= WHAT TO WORK ON =
Select all lines in the records that include "Assisted".

Saved entries
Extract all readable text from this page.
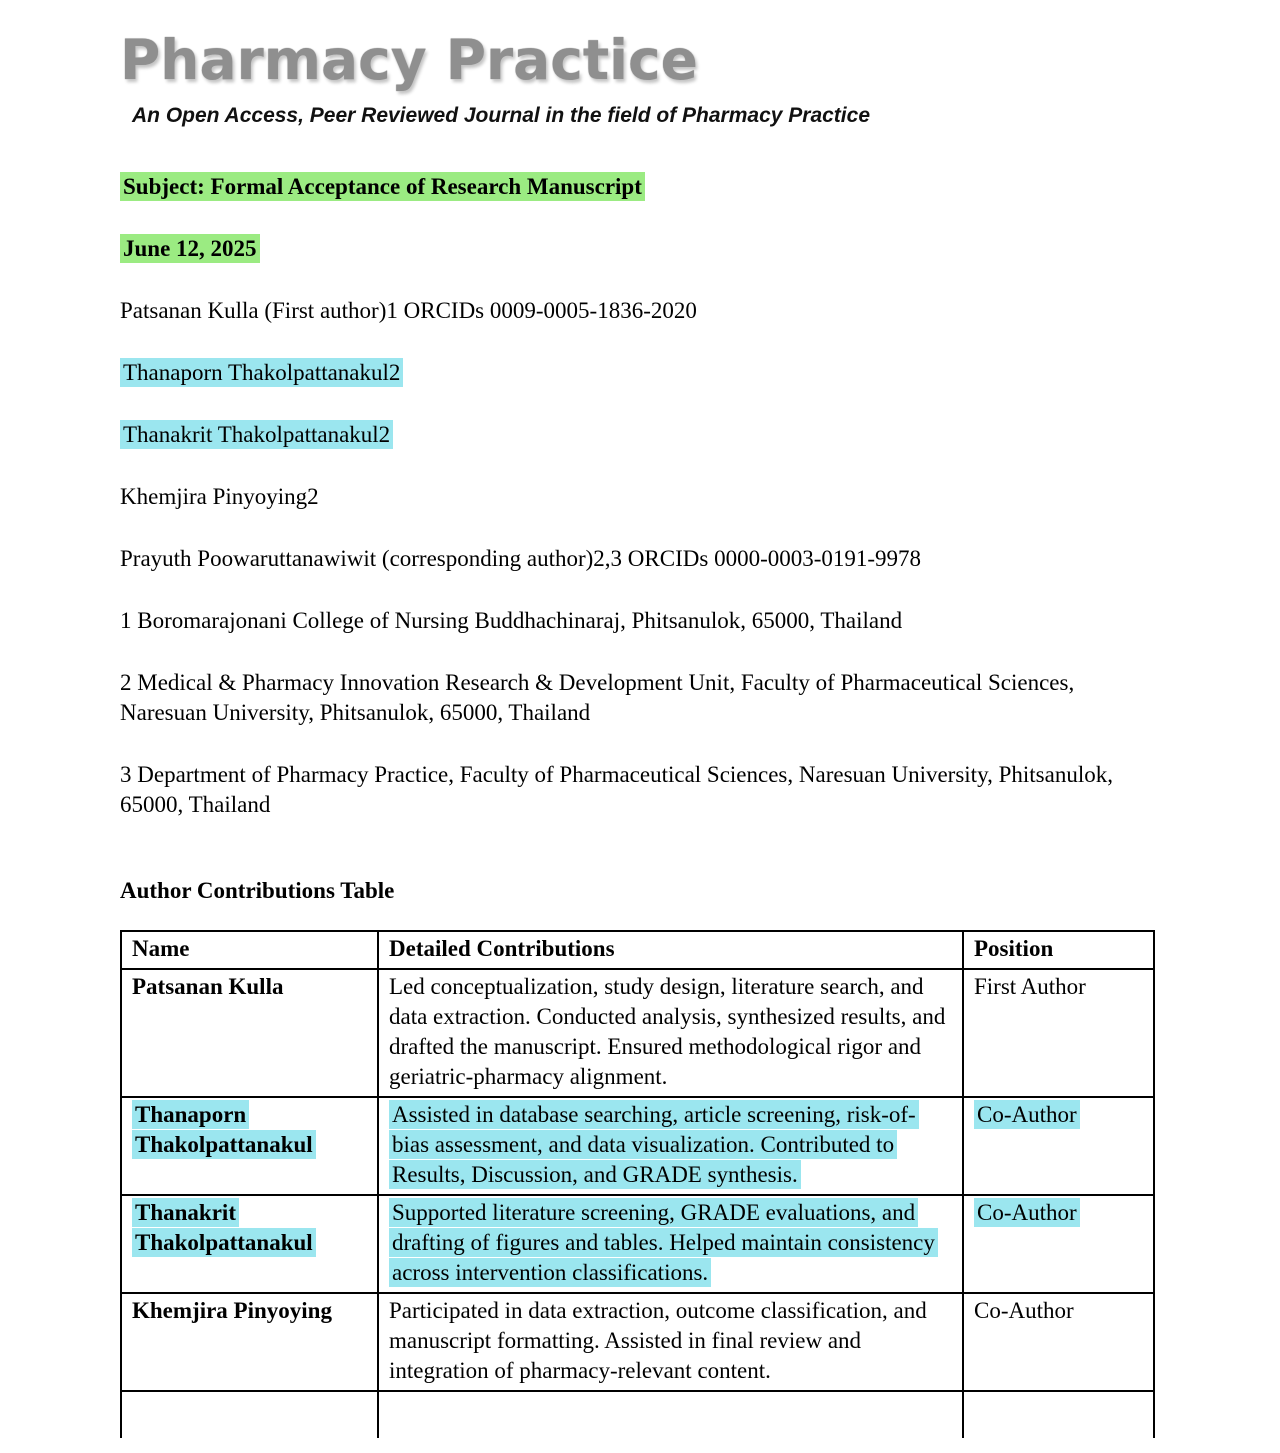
Pharmacy Practice
An Open Access, Peer Reviewed Journal in the field of Pharmacy Practice

Subject: Formal Acceptance of Research Manuscript

June 12, 2025

Patsanan Kulla (First author)1 ORCIDs 0009-0005-1836-2020

Thanaporn Thakolpattanakul2

Thanakrit Thakolpattanakul2

Khemjira Pinyoying2

Prayuth Poowaruttanawiwit (corresponding author)2,3 ORCIDs 0000-0003-0191-9978

1 Boromarajonani College of Nursing Buddhachinaraj, Phitsanulok, 65000, Thailand

2 Medical & Pharmacy Innovation Research & Development Unit, Faculty of Pharmaceutical Sciences, Naresuan University, Phitsanulok, 65000, Thailand

3 Department of Pharmacy Practice, Faculty of Pharmaceutical Sciences, Naresuan University, Phitsanulok, 65000, Thailand

Author Contributions Table
Name	Detailed Contributions	Position
Patsanan Kulla	Led conceptualization, study design, literature search, and data extraction. Conducted analysis, synthesized results, and drafted the manuscript. Ensured methodological rigor and geriatric-pharmacy alignment.	First Author
Thanaporn Thakolpattanakul	Assisted in database searching, article screening, risk-of-bias assessment, and data visualization. Contributed to Results, Discussion, and GRADE synthesis.	Co-Author
Thanakrit Thakolpattanakul	Supported literature screening, GRADE evaluations, and drafting of figures and tables. Helped maintain consistency across intervention classifications.	Co-Author
Khemjira Pinyoying	Participated in data extraction, outcome classification, and manuscript formatting. Assisted in final review and integration of pharmacy-relevant content.	Co-Author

= ANSWER =
Thanaporn Thakolpattanakul	Assisted in database searching, article screening, risk-of-bias assessment, and data visualization. Contributed to Results, Discussion, and GRADE synthesis.	Co-Author
Khemjira Pinyoying	Participated in data extraction, outcome classification, and manuscript formatting. Assisted in final review and integration of pharmacy-relevant content.	Co-Author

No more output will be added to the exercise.